### [EXERCISE BRIEF]
Convert every line of the listing below into a JSON list of strings, with one string per line and blank lines left out.

--- Start of INPUT MATERIAL ---

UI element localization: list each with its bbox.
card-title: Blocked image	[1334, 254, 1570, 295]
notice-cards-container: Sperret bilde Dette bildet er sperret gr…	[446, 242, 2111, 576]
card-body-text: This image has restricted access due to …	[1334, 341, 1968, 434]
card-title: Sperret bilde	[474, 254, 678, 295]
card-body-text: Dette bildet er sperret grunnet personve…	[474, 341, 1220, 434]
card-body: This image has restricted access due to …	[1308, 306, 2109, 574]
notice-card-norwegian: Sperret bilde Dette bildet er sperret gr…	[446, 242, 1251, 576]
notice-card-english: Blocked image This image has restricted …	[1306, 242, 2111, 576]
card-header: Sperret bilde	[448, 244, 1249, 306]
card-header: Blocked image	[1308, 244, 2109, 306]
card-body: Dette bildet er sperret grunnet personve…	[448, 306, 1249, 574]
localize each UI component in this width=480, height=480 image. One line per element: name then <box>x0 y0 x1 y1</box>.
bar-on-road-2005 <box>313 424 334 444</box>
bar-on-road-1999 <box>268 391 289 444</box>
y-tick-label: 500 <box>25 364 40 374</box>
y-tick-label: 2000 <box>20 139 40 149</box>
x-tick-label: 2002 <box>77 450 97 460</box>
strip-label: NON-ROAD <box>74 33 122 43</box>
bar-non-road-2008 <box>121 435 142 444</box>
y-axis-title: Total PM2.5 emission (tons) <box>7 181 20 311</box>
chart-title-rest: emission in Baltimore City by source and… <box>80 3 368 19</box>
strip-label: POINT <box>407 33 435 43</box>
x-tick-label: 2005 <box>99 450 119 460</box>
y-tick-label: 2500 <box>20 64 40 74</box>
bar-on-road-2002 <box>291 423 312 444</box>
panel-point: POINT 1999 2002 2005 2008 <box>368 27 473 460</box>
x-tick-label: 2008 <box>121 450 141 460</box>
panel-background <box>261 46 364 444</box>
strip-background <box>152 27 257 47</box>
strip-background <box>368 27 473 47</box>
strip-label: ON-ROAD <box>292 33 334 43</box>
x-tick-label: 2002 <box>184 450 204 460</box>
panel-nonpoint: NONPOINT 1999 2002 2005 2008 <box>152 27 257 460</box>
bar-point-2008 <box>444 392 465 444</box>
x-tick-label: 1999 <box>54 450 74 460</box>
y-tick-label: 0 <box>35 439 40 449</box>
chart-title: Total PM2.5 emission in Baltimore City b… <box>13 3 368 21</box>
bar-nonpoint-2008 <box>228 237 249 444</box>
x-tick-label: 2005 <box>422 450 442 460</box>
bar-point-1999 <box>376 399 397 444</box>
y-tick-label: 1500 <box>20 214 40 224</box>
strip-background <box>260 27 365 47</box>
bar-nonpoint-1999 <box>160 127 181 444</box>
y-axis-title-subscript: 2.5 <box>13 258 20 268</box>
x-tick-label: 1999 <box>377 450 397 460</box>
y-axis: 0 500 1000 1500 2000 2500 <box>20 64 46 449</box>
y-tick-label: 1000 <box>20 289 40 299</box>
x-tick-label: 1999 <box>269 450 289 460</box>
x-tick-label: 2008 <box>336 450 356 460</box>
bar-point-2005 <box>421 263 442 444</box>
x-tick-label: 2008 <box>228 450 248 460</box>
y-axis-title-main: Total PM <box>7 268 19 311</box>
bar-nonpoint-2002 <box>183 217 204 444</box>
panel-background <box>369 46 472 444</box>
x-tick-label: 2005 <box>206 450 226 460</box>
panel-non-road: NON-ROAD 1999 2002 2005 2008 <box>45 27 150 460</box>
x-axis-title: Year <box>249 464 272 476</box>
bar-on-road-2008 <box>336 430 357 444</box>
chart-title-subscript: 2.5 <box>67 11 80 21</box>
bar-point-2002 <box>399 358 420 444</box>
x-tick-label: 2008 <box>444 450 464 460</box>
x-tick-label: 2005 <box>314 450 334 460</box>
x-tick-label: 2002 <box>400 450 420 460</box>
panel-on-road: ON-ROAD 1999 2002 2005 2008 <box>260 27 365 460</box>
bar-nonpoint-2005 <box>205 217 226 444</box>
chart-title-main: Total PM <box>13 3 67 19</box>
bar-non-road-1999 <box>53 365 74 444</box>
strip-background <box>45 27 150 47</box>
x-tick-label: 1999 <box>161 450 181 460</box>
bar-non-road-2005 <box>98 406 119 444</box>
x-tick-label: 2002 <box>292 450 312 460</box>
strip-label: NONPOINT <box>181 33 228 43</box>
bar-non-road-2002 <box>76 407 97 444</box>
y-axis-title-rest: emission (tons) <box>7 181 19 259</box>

--- End of INPUT MATERIAL ---

### [IN RESPONSE]
[
  "UI element localization: list each with its bbox.",
  "card-title: Blocked image\t[1334, 254, 1570, 295]",
  "notice-cards-container: Sperret bilde Dette bildet er sperret gr…\t[446, 242, 2111, 576]",
  "card-body-text: This image has restricted access due to …\t[1334, 341, 1968, 434]",
  "card-title: Sperret bilde\t[474, 254, 678, 295]",
  "card-body-text: Dette bildet er sperret grunnet personve…\t[474, 341, 1220, 434]",
  "card-body: This image has restricted access due to …\t[1308, 306, 2109, 574]",
  "notice-card-norwegian: Sperret bilde Dette bildet er sperret gr…\t[446, 242, 1251, 576]",
  "notice-card-english: Blocked image This image has restricted …\t[1306, 242, 2111, 576]",
  "card-header: Sperret bilde\t[448, 244, 1249, 306]",
  "card-header: Blocked image\t[1308, 244, 2109, 306]",
  "card-body: Dette bildet er sperret grunnet personve…\t[448, 306, 1249, 574]",
  "localize each UI component in this width=480, height=480 image. One line per element: name then <box>x0 y0 x1 y1</box>.",
  "bar-on-road-2005 <box>313 424 334 444</box>",
  "bar-on-road-1999 <box>268 391 289 444</box>",
  "y-tick-label: 500 <box>25 364 40 374</box>",
  "y-tick-label: 2000 <box>20 139 40 149</box>",
  "x-tick-label: 2002 <box>77 450 97 460</box>",
  "strip-label: NON-ROAD <box>74 33 122 43</box>",
  "bar-non-road-2008 <box>121 435 142 444</box>",
  "y-axis-title: Total PM2.5 emission (tons) <box>7 181 20 311</box>",
  "chart-title-rest: emission in Baltimore City by source and… <box>80 3 368 19</box>",
  "strip-label: POINT <box>407 33 435 43</box>",
  "x-tick-label: 2005 <box>99 450 119 460</box>",
  "y-tick-label: 2500 <box>20 64 40 74</box>",
  "bar-on-road-2002 <box>291 423 312 444</box>",
  "panel-point: POINT 1999 2002 2005 2008 <box>368 27 473 460</box>",
  "x-tick-label: 2008 <box>121 450 141 460</box>",
  "panel-background <box>261 46 364 444</box>",
  "strip-background <box>152 27 257 47</box>",
  "strip-background <box>368 27 473 47</box>",
  "strip-label: ON-ROAD <box>292 33 334 43</box>",
  "x-tick-label: 2002 <box>184 450 204 460</box>",
  "panel-nonpoint: NONPOINT 1999 2002 2005 2008 <box>152 27 257 460</box>",
  "bar-point-2008 <box>444 392 465 444</box>",
  "x-tick-label: 1999 <box>54 450 74 460</box>",
  "y-tick-label: 0 <box>35 439 40 449</box>",
  "chart-title: Total PM2.5 emission in Baltimore City b… <box>13 3 368 21</box>",
  "bar-nonpoint-2008 <box>228 237 249 444</box>",
  "x-tick-label: 2005 <box>422 450 442 460</box>",
  "bar-point-1999 <box>376 399 397 444</box>",
  "y-tick-label: 1500 <box>20 214 40 224</box>",
  "strip-background <box>260 27 365 47</box>",
  "bar-nonpoint-1999 <box>160 127 181 444</box>",
  "y-axis-title-subscript: 2.5 <box>13 258 20 268</box>",
  "x-tick-label: 1999 <box>377 450 397 460</box>",
  "y-axis: 0 500 1000 1500 2000 2500 <box>20 64 46 449</box>",
  "y-tick-label: 1000 <box>20 289 40 299</box>",
  "x-tick-label: 1999 <box>269 450 289 460</box>",
  "x-tick-label: 2008 <box>336 450 356 460</box>",
  "bar-point-2005 <box>421 263 442 444</box>",
  "x-tick-label: 2008 <box>228 450 248 460</box>",
  "y-axis-title-main: Total PM <box>7 268 19 311</box>",
  "bar-nonpoint-2002 <box>183 217 204 444</box>",
  "panel-background <box>369 46 472 444</box>",
  "x-tick-label: 2005 <box>206 450 226 460</box>",
  "panel-non-road: NON-ROAD 1999 2002 2005 2008 <box>45 27 150 460</box>",
  "x-axis-title: Year <box>249 464 272 476</box>",
  "bar-on-road-2008 <box>336 430 357 444</box>",
  "chart-title-subscript: 2.5 <box>67 11 80 21</box>",
  "bar-point-2002 <box>399 358 420 444</box>",
  "x-tick-label: 2008 <box>444 450 464 460</box>",
  "x-tick-label: 2005 <box>314 450 334 460</box>",
  "x-tick-label: 2002 <box>400 450 420 460</box>",
  "panel-on-road: ON-ROAD 1999 2002 2005 2008 <box>260 27 365 460</box>",
  "bar-nonpoint-2005 <box>205 217 226 444</box>",
  "chart-title-main: Total PM <box>13 3 67 19</box>",
  "bar-non-road-1999 <box>53 365 74 444</box>",
  "strip-background <box>45 27 150 47</box>",
  "x-tick-label: 1999 <box>161 450 181 460</box>",
  "bar-non-road-2005 <box>98 406 119 444</box>",
  "x-tick-label: 2002 <box>292 450 312 460</box>",
  "strip-label: NONPOINT <box>181 33 228 43</box>",
  "bar-non-road-2002 <box>76 407 97 444</box>",
  "y-axis-title-rest: emission (tons) <box>7 181 19 259</box>"
]